§ Input
* * * *

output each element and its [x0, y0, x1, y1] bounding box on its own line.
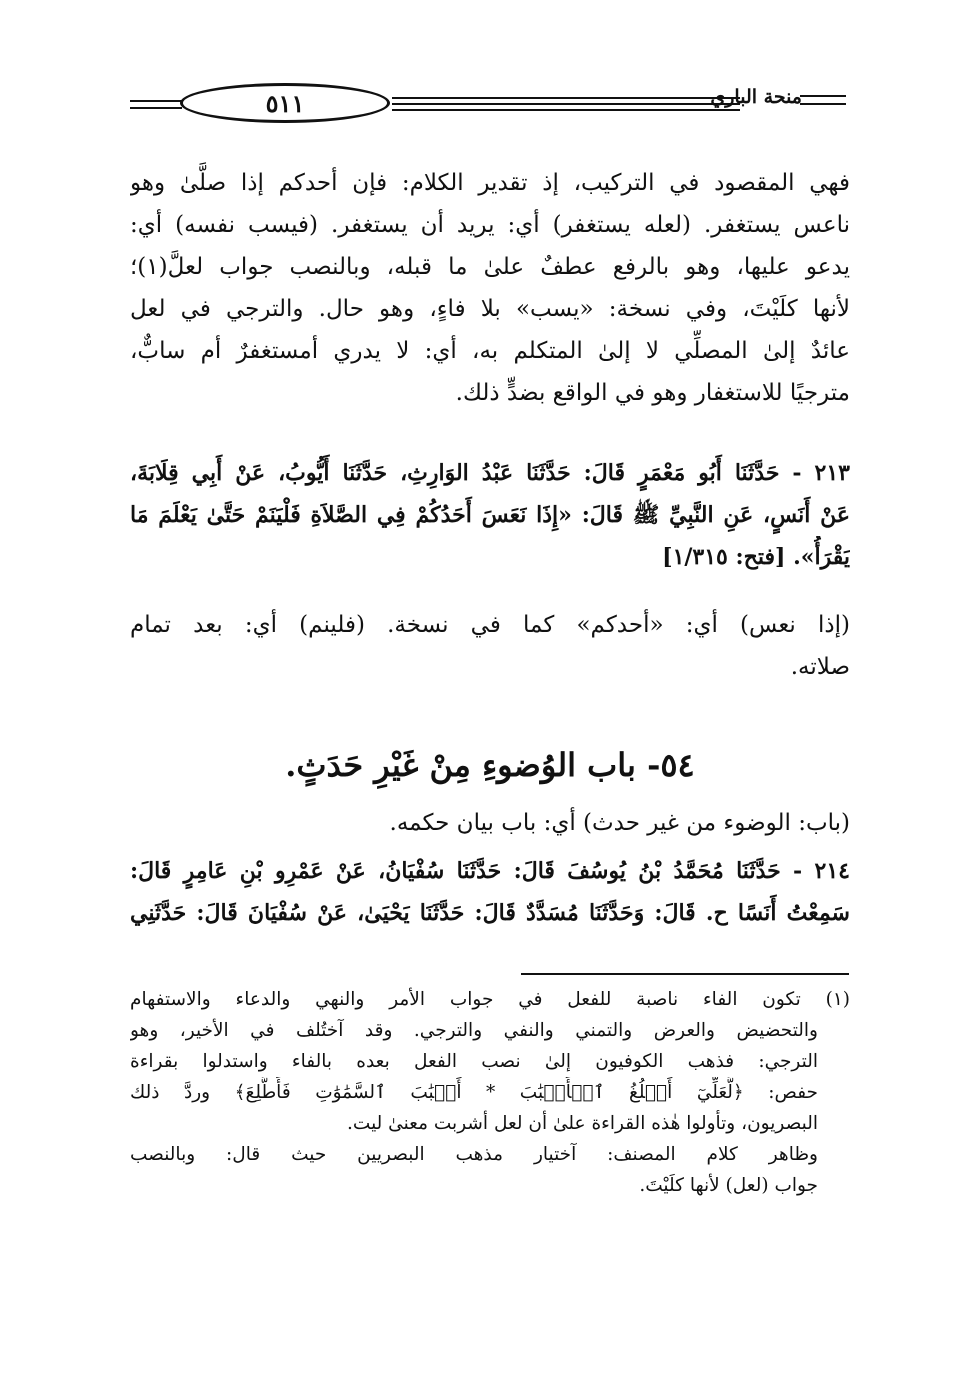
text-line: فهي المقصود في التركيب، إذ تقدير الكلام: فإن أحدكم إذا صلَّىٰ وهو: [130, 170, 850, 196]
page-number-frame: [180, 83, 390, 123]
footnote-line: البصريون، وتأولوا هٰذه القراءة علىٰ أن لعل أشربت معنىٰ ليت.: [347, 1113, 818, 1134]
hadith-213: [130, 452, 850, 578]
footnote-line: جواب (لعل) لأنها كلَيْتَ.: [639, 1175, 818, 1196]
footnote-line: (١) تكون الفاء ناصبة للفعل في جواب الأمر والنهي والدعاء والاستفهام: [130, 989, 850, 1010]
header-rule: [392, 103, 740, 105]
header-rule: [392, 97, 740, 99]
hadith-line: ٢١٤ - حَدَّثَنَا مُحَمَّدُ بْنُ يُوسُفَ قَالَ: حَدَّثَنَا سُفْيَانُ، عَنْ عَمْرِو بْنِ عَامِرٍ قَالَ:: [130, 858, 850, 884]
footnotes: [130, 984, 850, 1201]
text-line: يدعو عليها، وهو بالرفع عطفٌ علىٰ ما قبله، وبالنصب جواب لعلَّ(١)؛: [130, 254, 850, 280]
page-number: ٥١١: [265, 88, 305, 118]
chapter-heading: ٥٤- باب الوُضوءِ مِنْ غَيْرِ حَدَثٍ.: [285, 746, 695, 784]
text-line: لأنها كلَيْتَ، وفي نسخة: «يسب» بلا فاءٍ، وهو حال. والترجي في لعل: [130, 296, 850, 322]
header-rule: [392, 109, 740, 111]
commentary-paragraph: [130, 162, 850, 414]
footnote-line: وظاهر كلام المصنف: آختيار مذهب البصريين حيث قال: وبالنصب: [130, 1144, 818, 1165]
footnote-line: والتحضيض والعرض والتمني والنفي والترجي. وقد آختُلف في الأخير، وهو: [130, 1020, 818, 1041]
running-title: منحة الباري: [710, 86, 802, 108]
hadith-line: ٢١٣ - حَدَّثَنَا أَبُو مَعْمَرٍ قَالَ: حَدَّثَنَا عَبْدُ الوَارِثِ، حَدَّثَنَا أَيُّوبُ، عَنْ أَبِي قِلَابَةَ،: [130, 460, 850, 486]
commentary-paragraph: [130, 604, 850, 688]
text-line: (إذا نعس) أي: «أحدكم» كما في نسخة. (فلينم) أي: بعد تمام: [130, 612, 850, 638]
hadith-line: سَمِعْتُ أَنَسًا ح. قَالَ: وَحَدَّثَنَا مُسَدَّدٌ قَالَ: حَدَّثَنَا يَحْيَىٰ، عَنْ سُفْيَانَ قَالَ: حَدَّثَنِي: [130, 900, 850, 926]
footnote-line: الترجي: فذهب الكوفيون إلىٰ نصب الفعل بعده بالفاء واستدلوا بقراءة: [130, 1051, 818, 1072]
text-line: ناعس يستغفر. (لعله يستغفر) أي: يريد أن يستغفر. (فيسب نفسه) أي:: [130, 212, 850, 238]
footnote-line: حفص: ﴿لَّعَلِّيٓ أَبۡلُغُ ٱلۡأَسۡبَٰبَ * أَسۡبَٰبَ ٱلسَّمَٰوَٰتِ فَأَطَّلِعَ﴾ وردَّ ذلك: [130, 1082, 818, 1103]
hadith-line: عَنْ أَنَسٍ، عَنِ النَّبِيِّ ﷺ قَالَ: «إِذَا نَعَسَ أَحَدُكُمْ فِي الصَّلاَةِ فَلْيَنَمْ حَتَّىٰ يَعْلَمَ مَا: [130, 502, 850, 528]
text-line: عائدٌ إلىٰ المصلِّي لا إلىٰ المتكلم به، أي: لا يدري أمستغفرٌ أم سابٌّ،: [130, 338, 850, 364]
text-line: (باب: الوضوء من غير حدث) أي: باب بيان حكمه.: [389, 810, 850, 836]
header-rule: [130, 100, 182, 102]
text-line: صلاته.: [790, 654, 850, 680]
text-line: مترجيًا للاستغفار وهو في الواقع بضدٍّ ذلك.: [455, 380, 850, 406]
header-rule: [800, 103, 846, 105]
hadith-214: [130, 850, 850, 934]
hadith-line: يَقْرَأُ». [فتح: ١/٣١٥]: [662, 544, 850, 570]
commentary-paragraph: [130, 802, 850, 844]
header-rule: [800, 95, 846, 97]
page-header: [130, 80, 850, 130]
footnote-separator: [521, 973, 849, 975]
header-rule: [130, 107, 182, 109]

* * * *

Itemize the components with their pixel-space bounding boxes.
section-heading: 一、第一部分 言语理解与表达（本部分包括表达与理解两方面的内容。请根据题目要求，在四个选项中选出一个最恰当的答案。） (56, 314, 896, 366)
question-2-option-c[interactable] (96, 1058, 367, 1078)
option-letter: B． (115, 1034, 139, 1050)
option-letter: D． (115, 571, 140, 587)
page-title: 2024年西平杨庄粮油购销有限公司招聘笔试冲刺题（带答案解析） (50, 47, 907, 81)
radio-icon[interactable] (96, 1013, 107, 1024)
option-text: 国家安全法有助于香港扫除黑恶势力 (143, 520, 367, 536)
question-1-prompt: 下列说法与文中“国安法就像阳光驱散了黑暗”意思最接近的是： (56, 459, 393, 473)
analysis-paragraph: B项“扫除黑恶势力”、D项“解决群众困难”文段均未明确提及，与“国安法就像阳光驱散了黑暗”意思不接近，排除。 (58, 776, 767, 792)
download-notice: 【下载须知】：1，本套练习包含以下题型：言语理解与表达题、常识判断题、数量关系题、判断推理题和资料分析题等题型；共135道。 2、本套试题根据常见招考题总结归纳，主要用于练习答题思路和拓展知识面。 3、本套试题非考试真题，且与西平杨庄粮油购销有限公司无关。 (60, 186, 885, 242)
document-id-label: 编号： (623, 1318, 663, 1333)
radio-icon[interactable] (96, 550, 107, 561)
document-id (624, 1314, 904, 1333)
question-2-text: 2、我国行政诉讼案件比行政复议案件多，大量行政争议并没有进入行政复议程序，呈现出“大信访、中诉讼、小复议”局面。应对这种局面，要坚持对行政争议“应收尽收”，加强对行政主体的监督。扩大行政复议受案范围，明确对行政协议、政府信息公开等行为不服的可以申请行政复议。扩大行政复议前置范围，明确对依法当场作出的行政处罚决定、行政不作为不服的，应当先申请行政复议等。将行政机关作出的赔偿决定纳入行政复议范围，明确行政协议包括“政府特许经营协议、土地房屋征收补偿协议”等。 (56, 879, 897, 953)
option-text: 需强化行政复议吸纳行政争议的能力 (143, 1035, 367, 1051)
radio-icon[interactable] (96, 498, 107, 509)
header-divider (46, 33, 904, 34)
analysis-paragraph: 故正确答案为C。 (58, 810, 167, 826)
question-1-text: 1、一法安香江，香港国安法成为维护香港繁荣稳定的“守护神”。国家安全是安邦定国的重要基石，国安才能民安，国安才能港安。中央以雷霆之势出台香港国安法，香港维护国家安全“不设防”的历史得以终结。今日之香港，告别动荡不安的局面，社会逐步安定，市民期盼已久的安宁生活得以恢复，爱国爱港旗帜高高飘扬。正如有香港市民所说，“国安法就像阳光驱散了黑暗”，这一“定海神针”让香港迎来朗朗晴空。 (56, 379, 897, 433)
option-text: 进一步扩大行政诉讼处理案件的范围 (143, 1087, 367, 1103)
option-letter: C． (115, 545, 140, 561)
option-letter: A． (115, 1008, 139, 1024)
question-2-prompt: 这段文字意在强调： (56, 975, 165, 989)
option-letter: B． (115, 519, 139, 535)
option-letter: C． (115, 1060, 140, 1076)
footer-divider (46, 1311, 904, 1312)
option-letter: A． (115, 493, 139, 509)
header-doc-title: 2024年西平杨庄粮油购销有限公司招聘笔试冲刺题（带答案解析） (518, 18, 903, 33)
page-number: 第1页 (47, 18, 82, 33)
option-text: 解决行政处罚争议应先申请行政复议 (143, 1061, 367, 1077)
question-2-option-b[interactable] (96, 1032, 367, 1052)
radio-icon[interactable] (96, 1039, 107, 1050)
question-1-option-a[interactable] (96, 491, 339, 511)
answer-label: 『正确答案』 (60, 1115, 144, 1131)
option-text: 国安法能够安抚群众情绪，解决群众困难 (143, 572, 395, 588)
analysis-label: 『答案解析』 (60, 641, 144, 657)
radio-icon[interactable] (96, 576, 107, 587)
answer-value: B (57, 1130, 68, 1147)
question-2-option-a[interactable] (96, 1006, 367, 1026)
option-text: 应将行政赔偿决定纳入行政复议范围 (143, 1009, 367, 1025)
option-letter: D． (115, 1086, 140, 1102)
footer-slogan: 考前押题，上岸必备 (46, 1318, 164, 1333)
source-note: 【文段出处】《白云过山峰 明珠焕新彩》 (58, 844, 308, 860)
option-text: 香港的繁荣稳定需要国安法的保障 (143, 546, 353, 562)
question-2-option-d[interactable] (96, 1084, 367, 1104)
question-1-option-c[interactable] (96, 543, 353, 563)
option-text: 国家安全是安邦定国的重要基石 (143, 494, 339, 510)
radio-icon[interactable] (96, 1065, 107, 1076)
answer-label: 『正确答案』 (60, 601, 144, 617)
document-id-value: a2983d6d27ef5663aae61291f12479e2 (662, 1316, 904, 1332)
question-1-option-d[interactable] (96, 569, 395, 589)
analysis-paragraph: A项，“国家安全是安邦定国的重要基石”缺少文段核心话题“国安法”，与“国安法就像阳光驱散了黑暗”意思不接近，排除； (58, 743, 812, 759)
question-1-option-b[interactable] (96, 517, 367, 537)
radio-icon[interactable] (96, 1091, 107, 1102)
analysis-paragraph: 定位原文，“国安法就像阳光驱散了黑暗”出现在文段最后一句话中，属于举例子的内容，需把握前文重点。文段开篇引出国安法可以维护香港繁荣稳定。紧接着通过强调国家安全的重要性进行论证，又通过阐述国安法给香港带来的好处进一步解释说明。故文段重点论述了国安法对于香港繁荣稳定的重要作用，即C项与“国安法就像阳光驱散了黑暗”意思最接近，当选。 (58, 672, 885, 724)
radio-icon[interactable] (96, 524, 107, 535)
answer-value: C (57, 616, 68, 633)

* * * *

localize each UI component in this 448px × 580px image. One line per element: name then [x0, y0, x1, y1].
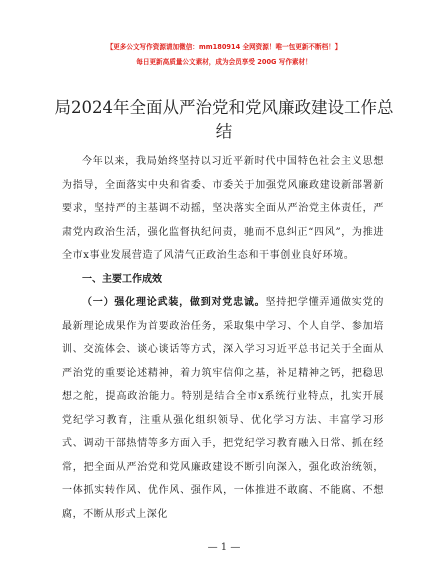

* * * *

Starting at the line containing "output each element" and stopping after the line containing "page-number-frame: [180, 83, 390, 123]", copy the material with "bounding box" replaced by "enclosing box" and nothing else altered. Omit the picture.

output each element and its [x0, y0, x1, y1] enclosing box on its own line.
text-line: فهي المقصود في التركيب، إذ تقدير الكلام: فإن أحدكم إذا صلَّىٰ وهو: [130, 170, 850, 196]
page-number-frame: [180, 83, 390, 123]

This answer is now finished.